Extracts from a graphics dataset
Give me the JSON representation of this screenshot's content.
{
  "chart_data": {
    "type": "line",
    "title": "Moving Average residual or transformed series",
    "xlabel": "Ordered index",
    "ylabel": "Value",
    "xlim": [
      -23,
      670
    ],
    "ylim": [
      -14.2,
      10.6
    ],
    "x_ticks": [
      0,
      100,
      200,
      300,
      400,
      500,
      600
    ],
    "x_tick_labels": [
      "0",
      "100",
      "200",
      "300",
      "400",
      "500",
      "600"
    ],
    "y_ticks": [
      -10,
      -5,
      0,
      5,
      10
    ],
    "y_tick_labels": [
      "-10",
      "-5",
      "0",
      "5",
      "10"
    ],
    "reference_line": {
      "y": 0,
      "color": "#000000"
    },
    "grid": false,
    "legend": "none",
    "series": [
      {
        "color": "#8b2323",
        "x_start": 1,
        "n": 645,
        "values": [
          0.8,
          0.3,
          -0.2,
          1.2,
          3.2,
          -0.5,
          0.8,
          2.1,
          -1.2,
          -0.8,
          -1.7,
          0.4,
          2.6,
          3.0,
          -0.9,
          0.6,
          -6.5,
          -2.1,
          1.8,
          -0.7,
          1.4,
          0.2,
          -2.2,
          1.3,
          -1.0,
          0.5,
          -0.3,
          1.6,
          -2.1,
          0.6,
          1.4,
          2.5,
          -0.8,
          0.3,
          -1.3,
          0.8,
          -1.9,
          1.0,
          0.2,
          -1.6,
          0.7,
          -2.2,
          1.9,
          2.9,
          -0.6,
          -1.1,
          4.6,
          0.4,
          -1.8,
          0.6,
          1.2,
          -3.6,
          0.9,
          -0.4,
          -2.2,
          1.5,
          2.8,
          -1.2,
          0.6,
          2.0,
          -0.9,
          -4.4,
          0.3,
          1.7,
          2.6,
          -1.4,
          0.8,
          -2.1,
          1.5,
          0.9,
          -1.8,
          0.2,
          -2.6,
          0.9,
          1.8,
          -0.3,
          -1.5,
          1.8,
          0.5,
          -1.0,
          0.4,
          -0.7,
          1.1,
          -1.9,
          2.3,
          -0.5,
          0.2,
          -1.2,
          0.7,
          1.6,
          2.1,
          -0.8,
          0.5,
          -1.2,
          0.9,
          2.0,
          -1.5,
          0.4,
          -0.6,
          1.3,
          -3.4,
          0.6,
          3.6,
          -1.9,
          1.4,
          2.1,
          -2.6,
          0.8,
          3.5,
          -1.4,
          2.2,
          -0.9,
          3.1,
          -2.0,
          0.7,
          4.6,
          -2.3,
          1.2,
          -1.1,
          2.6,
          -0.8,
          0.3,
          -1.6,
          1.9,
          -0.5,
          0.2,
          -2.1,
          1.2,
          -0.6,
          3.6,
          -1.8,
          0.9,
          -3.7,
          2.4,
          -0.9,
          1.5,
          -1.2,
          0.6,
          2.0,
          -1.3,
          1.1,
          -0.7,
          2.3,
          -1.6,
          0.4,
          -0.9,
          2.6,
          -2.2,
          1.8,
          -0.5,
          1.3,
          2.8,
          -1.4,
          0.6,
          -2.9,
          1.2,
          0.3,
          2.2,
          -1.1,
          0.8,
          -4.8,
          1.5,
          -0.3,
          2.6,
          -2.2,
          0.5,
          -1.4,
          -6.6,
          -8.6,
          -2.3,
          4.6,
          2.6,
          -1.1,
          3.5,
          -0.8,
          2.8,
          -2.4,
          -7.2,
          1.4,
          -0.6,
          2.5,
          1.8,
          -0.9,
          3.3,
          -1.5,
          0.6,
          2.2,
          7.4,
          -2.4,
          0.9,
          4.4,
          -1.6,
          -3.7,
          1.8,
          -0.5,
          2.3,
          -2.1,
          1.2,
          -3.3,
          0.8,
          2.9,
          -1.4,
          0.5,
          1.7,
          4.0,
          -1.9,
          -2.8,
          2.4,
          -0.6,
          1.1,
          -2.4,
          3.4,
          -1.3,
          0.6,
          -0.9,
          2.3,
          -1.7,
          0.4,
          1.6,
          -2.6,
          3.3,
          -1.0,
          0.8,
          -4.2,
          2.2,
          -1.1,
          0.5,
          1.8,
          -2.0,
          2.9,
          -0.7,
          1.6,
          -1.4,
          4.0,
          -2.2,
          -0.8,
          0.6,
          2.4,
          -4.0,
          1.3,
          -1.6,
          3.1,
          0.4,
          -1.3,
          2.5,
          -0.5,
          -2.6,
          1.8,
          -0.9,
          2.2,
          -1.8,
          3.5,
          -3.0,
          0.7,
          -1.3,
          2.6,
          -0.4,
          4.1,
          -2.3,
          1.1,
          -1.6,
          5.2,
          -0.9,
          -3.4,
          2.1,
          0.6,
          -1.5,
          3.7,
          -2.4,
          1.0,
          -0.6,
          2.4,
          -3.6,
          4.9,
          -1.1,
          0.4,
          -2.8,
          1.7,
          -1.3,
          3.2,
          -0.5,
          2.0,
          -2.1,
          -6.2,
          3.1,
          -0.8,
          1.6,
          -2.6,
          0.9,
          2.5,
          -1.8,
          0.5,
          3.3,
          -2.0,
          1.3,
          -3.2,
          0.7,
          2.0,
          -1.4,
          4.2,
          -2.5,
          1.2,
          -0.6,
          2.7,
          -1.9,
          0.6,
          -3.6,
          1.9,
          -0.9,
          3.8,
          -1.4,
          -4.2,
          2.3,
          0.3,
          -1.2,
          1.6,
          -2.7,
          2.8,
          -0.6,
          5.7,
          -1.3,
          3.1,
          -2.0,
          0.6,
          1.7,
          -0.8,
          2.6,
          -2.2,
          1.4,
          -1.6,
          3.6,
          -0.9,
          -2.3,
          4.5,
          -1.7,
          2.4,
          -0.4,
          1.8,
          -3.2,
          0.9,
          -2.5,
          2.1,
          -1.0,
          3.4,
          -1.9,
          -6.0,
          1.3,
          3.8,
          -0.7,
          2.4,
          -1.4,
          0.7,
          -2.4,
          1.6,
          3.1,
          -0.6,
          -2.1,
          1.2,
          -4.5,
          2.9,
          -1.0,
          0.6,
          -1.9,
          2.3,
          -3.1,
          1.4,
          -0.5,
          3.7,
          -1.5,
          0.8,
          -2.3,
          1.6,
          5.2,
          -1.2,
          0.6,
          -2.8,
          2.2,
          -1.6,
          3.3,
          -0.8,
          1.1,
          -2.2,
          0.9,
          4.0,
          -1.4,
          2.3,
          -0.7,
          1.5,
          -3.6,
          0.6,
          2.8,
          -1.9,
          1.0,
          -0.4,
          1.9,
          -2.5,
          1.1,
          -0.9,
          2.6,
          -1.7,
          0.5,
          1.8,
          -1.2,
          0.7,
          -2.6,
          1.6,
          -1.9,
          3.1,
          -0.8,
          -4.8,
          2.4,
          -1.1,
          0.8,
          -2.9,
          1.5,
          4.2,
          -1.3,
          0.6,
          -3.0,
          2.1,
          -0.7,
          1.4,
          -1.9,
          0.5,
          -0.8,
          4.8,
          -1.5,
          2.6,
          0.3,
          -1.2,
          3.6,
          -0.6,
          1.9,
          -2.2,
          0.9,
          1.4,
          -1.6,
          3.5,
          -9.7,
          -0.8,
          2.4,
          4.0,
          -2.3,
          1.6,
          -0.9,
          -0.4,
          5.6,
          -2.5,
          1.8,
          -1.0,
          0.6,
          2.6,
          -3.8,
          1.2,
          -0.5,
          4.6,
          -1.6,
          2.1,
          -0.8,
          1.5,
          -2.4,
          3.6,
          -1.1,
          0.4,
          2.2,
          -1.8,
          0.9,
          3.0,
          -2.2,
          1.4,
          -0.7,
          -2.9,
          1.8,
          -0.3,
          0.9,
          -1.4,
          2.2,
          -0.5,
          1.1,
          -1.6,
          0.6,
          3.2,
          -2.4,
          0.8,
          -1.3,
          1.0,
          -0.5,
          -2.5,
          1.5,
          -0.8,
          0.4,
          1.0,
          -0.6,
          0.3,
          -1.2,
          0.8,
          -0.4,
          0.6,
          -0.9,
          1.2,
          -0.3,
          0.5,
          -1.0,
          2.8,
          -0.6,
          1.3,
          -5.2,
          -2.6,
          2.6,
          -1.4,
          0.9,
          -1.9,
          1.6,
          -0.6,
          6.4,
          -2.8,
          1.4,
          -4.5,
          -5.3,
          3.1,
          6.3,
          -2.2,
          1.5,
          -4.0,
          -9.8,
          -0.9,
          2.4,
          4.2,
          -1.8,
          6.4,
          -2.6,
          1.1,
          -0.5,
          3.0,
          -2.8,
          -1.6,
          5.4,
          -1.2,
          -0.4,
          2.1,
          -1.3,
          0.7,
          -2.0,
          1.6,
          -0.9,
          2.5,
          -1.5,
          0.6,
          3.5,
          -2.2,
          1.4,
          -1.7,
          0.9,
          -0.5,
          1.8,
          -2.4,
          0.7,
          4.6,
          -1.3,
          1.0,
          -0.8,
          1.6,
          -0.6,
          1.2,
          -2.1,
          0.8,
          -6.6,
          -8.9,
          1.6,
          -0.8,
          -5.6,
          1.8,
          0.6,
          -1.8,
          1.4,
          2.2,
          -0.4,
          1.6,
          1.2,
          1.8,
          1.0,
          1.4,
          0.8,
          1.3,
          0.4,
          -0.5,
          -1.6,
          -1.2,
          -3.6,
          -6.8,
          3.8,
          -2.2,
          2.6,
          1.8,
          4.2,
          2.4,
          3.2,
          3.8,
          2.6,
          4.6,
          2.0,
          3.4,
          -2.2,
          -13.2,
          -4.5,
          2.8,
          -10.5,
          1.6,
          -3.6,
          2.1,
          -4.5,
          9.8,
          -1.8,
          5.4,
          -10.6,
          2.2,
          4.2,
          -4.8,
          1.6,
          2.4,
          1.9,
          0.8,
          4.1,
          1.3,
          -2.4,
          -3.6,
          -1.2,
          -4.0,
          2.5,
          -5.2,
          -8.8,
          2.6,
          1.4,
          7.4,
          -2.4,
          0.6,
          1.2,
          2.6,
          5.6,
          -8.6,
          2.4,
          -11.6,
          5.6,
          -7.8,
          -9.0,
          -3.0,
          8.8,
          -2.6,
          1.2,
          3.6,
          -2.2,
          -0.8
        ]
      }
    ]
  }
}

Instructions to follow: The answer should be a single number: the count of lines in the data that include the string "series".

Written response: 2